* **Short problem**
Retype each entry below exactly as it stands.

Figure collection entries
+ + + + + + +

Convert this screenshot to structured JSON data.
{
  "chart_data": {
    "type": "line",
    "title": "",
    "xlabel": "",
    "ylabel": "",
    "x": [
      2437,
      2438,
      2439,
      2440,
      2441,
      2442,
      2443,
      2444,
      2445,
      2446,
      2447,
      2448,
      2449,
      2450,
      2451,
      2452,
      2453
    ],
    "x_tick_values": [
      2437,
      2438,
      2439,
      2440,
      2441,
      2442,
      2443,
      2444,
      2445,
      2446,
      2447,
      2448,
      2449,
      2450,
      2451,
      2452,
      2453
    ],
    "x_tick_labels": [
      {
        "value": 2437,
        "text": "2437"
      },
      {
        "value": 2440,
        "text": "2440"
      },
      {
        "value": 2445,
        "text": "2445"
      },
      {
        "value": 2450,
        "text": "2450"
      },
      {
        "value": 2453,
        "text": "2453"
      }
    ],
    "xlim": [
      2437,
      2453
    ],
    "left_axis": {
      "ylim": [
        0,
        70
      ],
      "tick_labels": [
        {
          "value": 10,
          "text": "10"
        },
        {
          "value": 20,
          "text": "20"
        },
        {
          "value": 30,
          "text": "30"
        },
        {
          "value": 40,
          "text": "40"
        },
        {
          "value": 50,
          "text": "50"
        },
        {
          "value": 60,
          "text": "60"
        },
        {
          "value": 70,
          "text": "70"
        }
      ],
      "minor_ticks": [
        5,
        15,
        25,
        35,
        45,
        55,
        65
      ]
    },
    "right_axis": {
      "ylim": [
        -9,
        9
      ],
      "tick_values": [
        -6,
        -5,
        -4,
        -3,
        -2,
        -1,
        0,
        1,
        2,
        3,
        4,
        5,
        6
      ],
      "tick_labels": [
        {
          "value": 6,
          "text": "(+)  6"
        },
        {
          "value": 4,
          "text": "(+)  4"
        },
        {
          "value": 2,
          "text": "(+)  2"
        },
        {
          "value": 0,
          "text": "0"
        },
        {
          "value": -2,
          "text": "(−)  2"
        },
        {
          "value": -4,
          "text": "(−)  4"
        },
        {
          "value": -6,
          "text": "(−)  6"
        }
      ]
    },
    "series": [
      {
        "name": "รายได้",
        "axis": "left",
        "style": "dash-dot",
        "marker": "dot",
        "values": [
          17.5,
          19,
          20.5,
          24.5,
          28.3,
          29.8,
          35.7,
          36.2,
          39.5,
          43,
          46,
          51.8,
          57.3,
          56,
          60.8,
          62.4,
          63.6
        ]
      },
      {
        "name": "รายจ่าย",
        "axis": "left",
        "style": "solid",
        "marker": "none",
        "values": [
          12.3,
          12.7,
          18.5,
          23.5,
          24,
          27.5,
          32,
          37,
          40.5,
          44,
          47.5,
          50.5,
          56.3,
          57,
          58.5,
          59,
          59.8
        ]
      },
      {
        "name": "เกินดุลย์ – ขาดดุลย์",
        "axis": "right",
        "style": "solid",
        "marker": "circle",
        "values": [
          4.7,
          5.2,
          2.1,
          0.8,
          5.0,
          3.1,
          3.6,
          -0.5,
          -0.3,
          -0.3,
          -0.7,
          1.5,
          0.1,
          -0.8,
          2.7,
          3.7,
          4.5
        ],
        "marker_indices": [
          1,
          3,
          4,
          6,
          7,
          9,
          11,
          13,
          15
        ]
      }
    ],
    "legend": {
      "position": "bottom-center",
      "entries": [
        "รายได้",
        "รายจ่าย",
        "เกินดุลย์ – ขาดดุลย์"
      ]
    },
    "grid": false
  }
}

+ + + + + + +

* **The result**
Convert this screenshot to structured JSON data.
{
  "chart_data": {
    "type": "line",
    "title": "",
    "xlabel": "",
    "ylabel": "",
    "x": [
      2437,
      2438,
      2439,
      2440,
      2441,
      2442,
      2443,
      2444,
      2445,
      2446,
      2447,
      2448,
      2449,
      2450,
      2451,
      2452,
      2453
    ],
    "x_tick_values": [
      2437,
      2438,
      2439,
      2440,
      2441,
      2442,
      2443,
      2444,
      2445,
      2446,
      2447,
      2448,
      2449,
      2450,
      2451,
      2452,
      2453
    ],
    "x_tick_labels": [
      {
        "value": 2437,
        "text": "2437"
      },
      {
        "value": 2440,
        "text": "2440"
      },
      {
        "value": 2445,
        "text": "2445"
      },
      {
        "value": 2450,
        "text": "2450"
      },
      {
        "value": 2453,
        "text": "2453"
      }
    ],
    "xlim": [
      2437,
      2453
    ],
    "left_axis": {
      "ylim": [
        0,
        70
      ],
      "tick_labels": [
        {
          "value": 10,
          "text": "10"
        },
        {
          "value": 20,
          "text": "20"
        },
        {
          "value": 30,
          "text": "30"
        },
        {
          "value": 40,
          "text": "40"
        },
        {
          "value": 50,
          "text": "50"
        },
        {
          "value": 60,
          "text": "60"
        },
        {
          "value": 70,
          "text": "70"
        }
      ],
      "minor_ticks": [
        5,
        15,
        25,
        35,
        45,
        55,
        65
      ]
    },
    "right_axis": {
      "ylim": [
        -9,
        9
      ],
      "tick_values": [
        -6,
        -5,
        -4,
        -3,
        -2,
        -1,
        0,
        1,
        2,
        3,
        4,
        5,
        6
      ],
      "tick_labels": [
        {
          "value": 6,
          "text": "(+)  6"
        },
        {
          "value": 4,
          "text": "(+)  4"
        },
        {
          "value": 2,
          "text": "(+)  2"
        },
        {
          "value": 0,
          "text": "0"
        },
        {
          "value": -2,
          "text": "(−)  2"
        },
        {
          "value": -4,
          "text": "(−)  4"
        },
        {
          "value": -6,
          "text": "(−)  6"
        }
      ]
    },
    "series": [
      {
        "name": "รายได้",
        "axis": "left",
        "style": "dash-dot",
        "marker": "dot",
        "values": [
          17.5,
          19,
          20.5,
          24.5,
          28.3,
          29.8,
          35.7,
          36.2,
          39.5,
          43,
          46,
          51.8,
          57.3,
          56,
          60.8,
          62.4,
          63.6
        ]
      },
      {
        "name": "รายจ่าย",
        "axis": "left",
        "style": "solid",
        "marker": "none",
        "values": [
          12.3,
          12.7,
          18.5,
          23.5,
          24,
          27.5,
          32,
          37,
          40.5,
          44,
          47.5,
          50.5,
          56.3,
          57,
          58.5,
          59,
          59.8
        ]
      },
      {
        "name": "เกินดุลย์ – ขาดดุลย์",
        "axis": "right",
        "style": "solid",
        "marker": "circle",
        "values": [
          4.7,
          5.2,
          2.1,
          0.8,
          5.0,
          3.1,
          3.6,
          -0.5,
          -0.3,
          -0.3,
          -0.7,
          1.5,
          0.1,
          -0.8,
          2.7,
          3.7,
          4.5
        ],
        "marker_indices": [
          1,
          3,
          4,
          6,
          7,
          9,
          11,
          13,
          15
        ]
      }
    ],
    "legend": {
      "position": "bottom-center",
      "entries": [
        "รายได้",
        "รายจ่าย",
        "เกินดุลย์ – ขาดดุลย์"
      ]
    },
    "grid": false
  }
}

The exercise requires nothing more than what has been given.